— Input rows —
--*--

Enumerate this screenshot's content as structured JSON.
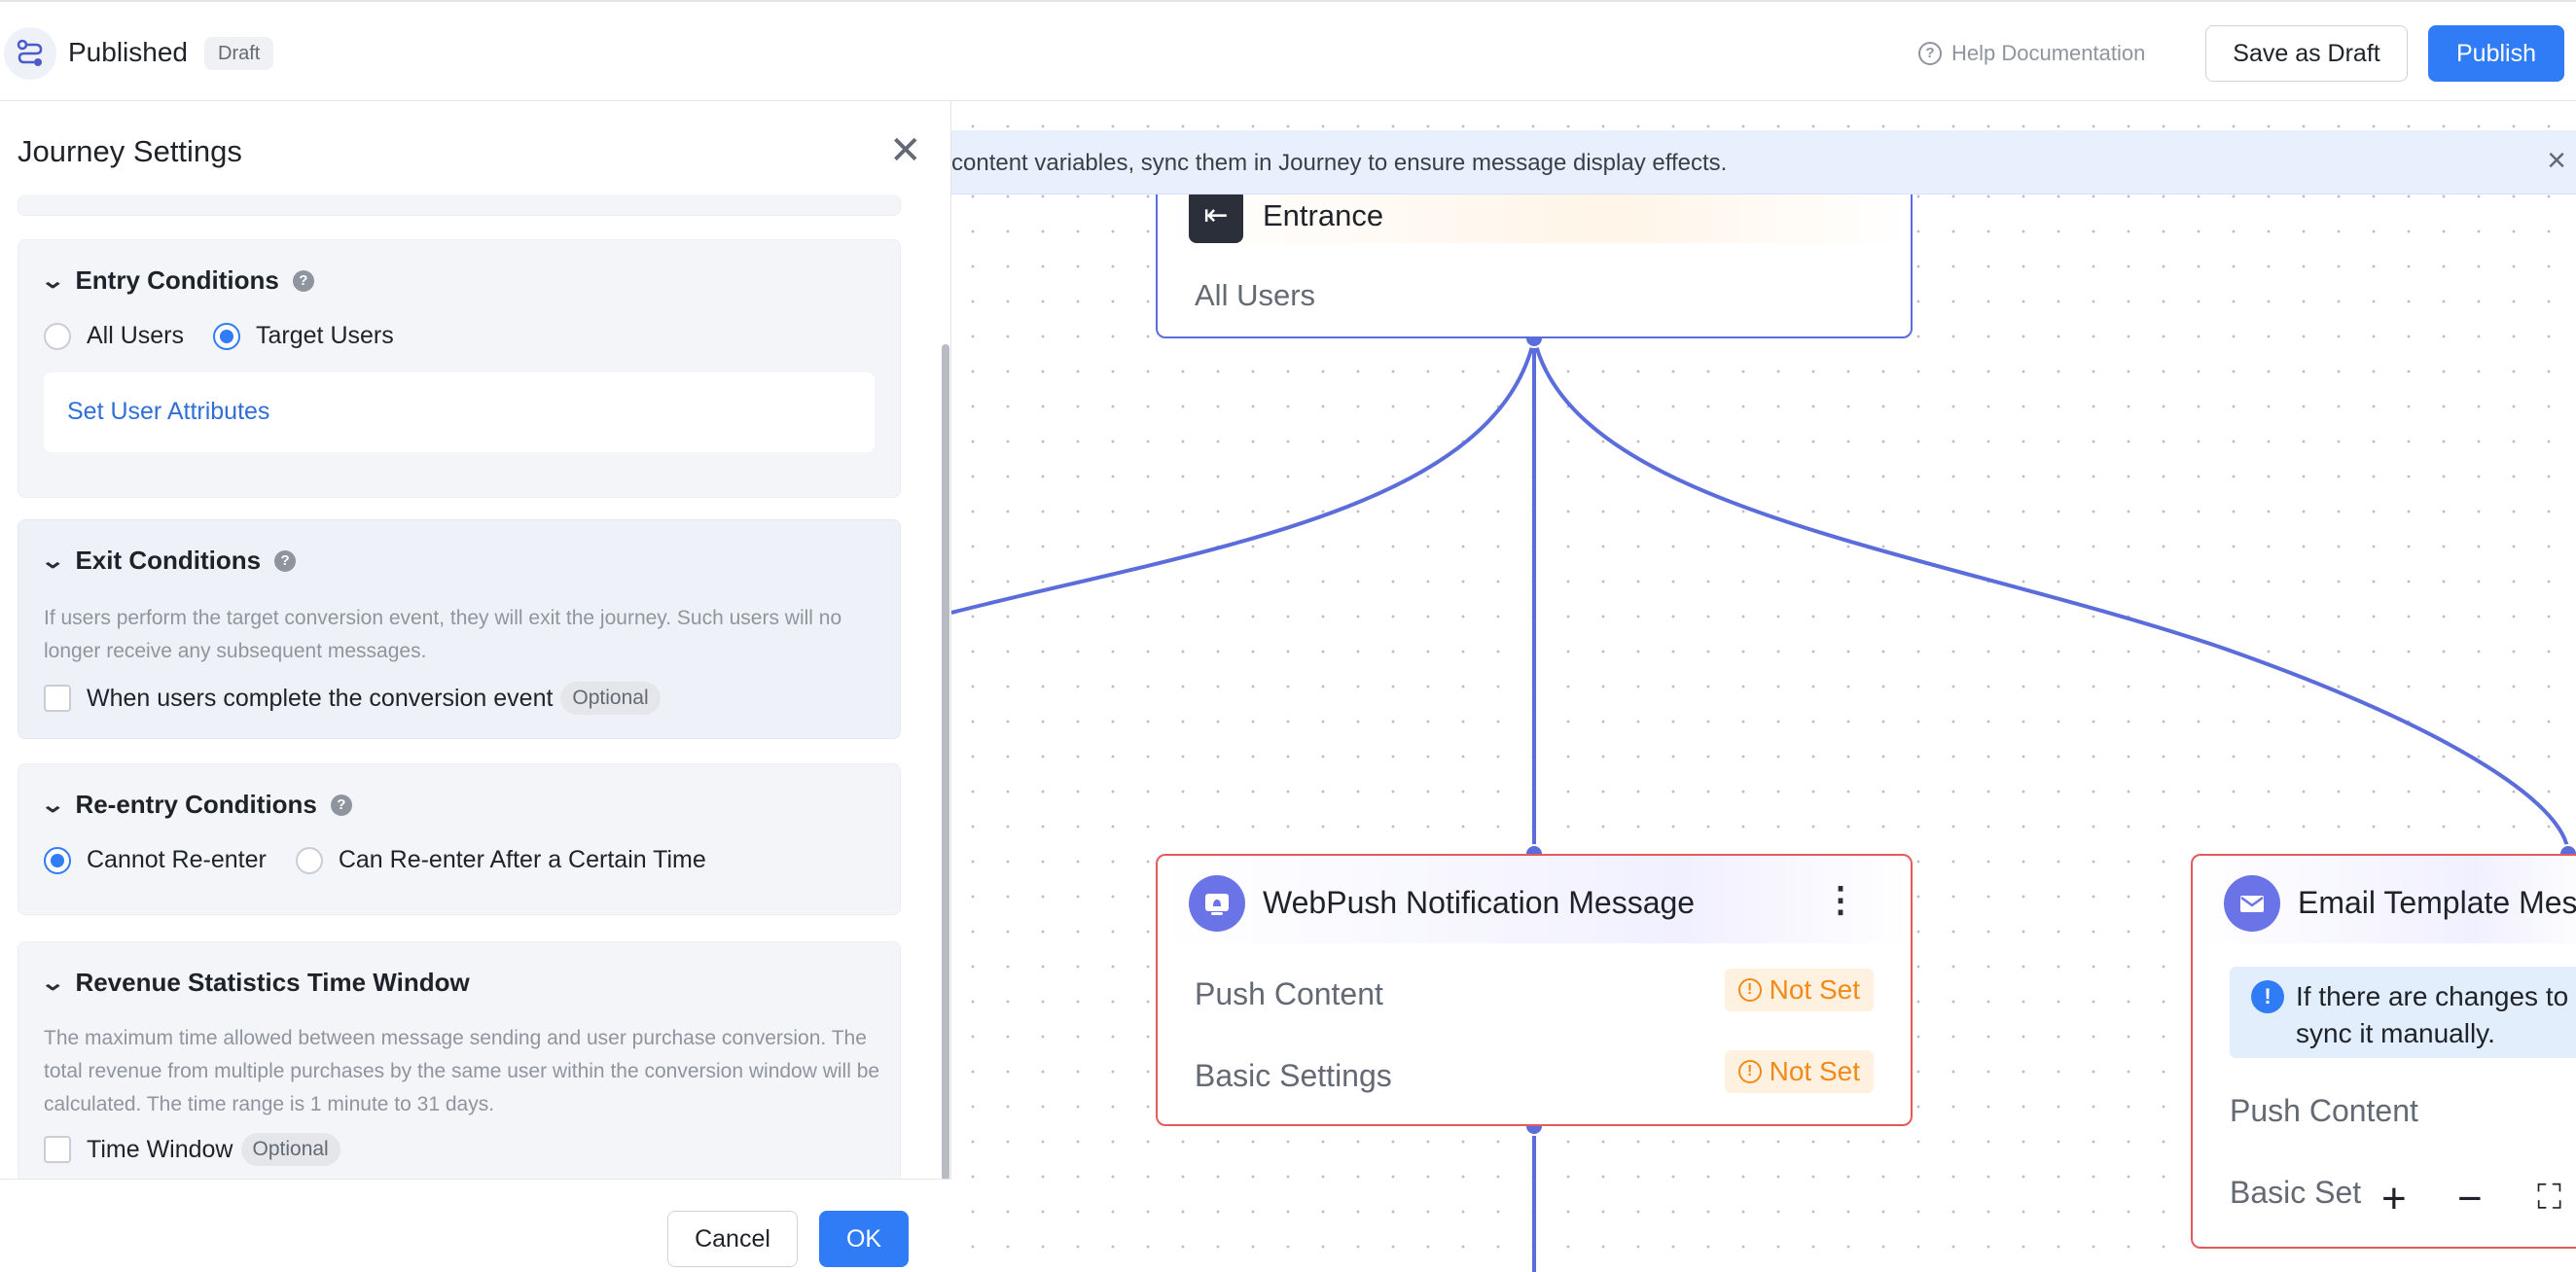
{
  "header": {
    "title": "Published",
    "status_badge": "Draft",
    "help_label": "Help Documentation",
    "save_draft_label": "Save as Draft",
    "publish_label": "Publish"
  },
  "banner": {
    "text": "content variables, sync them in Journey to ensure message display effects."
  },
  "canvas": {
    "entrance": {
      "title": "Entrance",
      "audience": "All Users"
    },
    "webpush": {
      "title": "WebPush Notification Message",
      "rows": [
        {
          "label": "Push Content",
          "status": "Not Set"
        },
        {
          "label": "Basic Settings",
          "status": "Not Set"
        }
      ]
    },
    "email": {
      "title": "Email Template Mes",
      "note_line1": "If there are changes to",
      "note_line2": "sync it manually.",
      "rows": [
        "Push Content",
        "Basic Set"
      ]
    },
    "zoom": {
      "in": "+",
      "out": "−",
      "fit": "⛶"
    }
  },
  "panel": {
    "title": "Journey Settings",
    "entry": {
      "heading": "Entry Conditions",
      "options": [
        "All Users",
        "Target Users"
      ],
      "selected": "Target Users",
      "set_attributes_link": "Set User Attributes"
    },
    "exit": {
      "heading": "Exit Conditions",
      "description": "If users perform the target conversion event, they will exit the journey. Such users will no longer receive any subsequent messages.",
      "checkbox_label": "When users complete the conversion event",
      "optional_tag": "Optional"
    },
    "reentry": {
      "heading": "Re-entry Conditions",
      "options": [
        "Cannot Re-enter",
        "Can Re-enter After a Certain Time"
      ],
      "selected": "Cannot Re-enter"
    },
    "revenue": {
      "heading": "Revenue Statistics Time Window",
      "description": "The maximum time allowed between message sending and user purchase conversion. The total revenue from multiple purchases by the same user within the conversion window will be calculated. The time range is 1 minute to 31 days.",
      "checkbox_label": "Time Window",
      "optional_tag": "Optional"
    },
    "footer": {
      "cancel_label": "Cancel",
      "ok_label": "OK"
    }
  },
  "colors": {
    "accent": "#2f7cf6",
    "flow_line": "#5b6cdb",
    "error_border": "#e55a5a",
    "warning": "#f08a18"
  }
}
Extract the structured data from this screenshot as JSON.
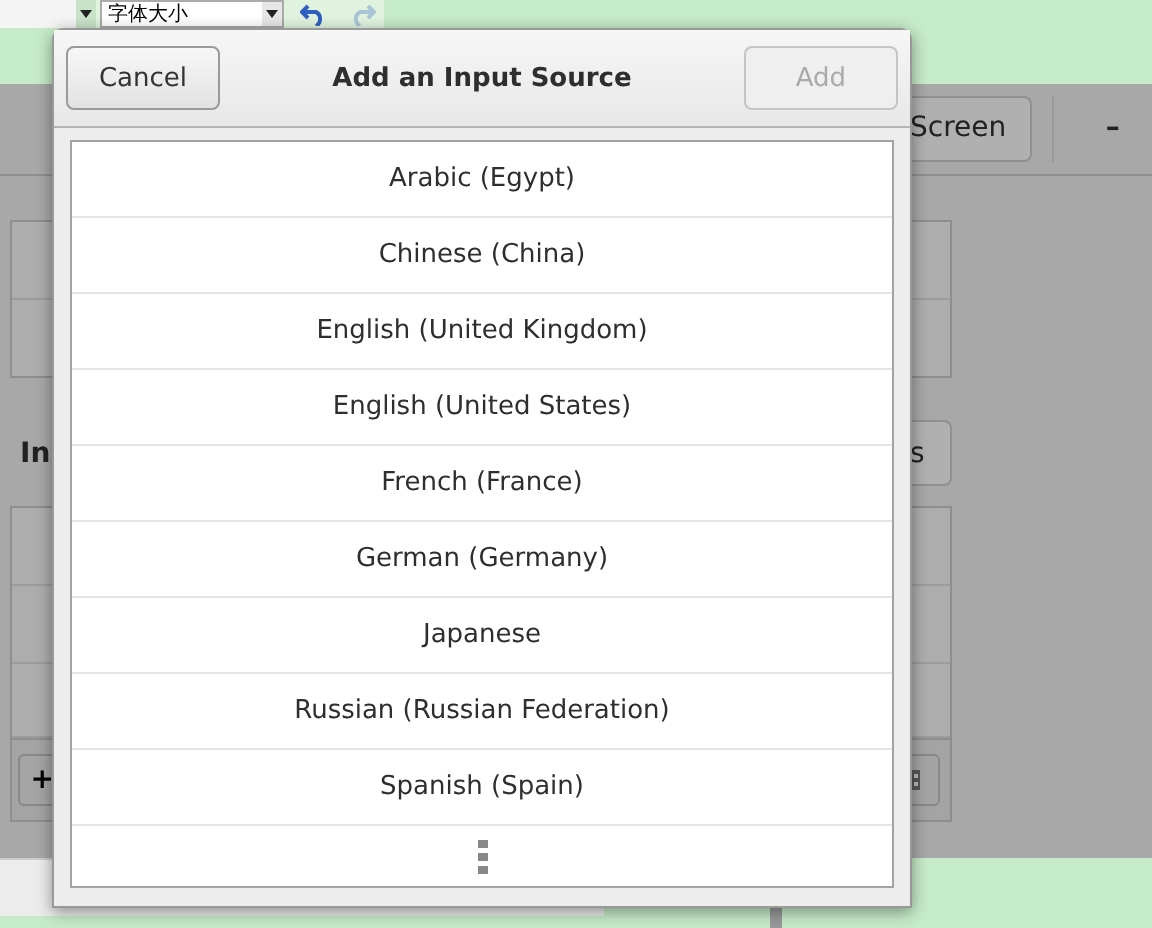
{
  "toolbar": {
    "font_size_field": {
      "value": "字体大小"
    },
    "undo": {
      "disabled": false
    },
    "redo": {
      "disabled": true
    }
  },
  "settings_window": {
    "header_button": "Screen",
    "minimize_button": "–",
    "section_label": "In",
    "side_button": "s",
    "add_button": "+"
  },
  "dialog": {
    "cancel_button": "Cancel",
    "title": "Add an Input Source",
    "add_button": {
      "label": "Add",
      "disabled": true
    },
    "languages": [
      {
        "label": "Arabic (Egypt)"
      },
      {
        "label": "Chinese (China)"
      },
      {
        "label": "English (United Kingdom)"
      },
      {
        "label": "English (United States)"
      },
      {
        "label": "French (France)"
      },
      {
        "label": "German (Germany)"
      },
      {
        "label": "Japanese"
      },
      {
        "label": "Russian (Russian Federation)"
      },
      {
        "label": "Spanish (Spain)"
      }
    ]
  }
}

--*--

— Short problem —
Repeat the material exactly as it reads, without any of its pictures.

— Exercise answer —
Enumerate this screenshot's content as structured JSON.
{
  "header": {
    "title": "Published",
    "status_badge": "Draft",
    "help_label": "Help Documentation",
    "save_draft_label": "Save as Draft",
    "publish_label": "Publish"
  },
  "banner": {
    "text": "content variables, sync them in Journey to ensure message display effects."
  },
  "canvas": {
    "entrance": {
      "title": "Entrance",
      "audience": "All Users"
    },
    "webpush": {
      "title": "WebPush Notification Message",
      "rows": [
        {
          "label": "Push Content",
          "status": "Not Set"
        },
        {
          "label": "Basic Settings",
          "status": "Not Set"
        }
      ]
    },
    "email": {
      "title": "Email Template Mes",
      "note_line1": "If there are changes to",
      "note_line2": "sync it manually.",
      "rows": [
        "Push Content",
        "Basic Set"
      ]
    },
    "zoom": {
      "in": "+",
      "out": "−",
      "fit": "⛶"
    }
  },
  "panel": {
    "title": "Journey Settings",
    "entry": {
      "heading": "Entry Conditions",
      "options": [
        "All Users",
        "Target Users"
      ],
      "selected": "Target Users",
      "set_attributes_link": "Set User Attributes"
    },
    "exit": {
      "heading": "Exit Conditions",
      "description": "If users perform the target conversion event, they will exit the journey. Such users will no longer receive any subsequent messages.",
      "checkbox_label": "When users complete the conversion event",
      "optional_tag": "Optional"
    },
    "reentry": {
      "heading": "Re-entry Conditions",
      "options": [
        "Cannot Re-enter",
        "Can Re-enter After a Certain Time"
      ],
      "selected": "Cannot Re-enter"
    },
    "revenue": {
      "heading": "Revenue Statistics Time Window",
      "description": "The maximum time allowed between message sending and user purchase conversion. The total revenue from multiple purchases by the same user within the conversion window will be calculated. The time range is 1 minute to 31 days.",
      "checkbox_label": "Time Window",
      "optional_tag": "Optional"
    },
    "footer": {
      "cancel_label": "Cancel",
      "ok_label": "OK"
    }
  },
  "colors": {
    "accent": "#2f7cf6",
    "flow_line": "#5b6cdb",
    "error_border": "#e55a5a",
    "warning": "#f08a18"
  }
}
Extract the structured data from this screenshot as JSON.
{
  "toolbar": {
    "font_size_field": {
      "value": "字体大小"
    },
    "undo": {
      "disabled": false
    },
    "redo": {
      "disabled": true
    }
  },
  "settings_window": {
    "header_button": "Screen",
    "minimize_button": "–",
    "section_label": "In",
    "side_button": "s",
    "add_button": "+"
  },
  "dialog": {
    "cancel_button": "Cancel",
    "title": "Add an Input Source",
    "add_button": {
      "label": "Add",
      "disabled": true
    },
    "languages": [
      {
        "label": "Arabic (Egypt)"
      },
      {
        "label": "Chinese (China)"
      },
      {
        "label": "English (United Kingdom)"
      },
      {
        "label": "English (United States)"
      },
      {
        "label": "French (France)"
      },
      {
        "label": "German (Germany)"
      },
      {
        "label": "Japanese"
      },
      {
        "label": "Russian (Russian Federation)"
      },
      {
        "label": "Spanish (Spain)"
      }
    ]
  }
}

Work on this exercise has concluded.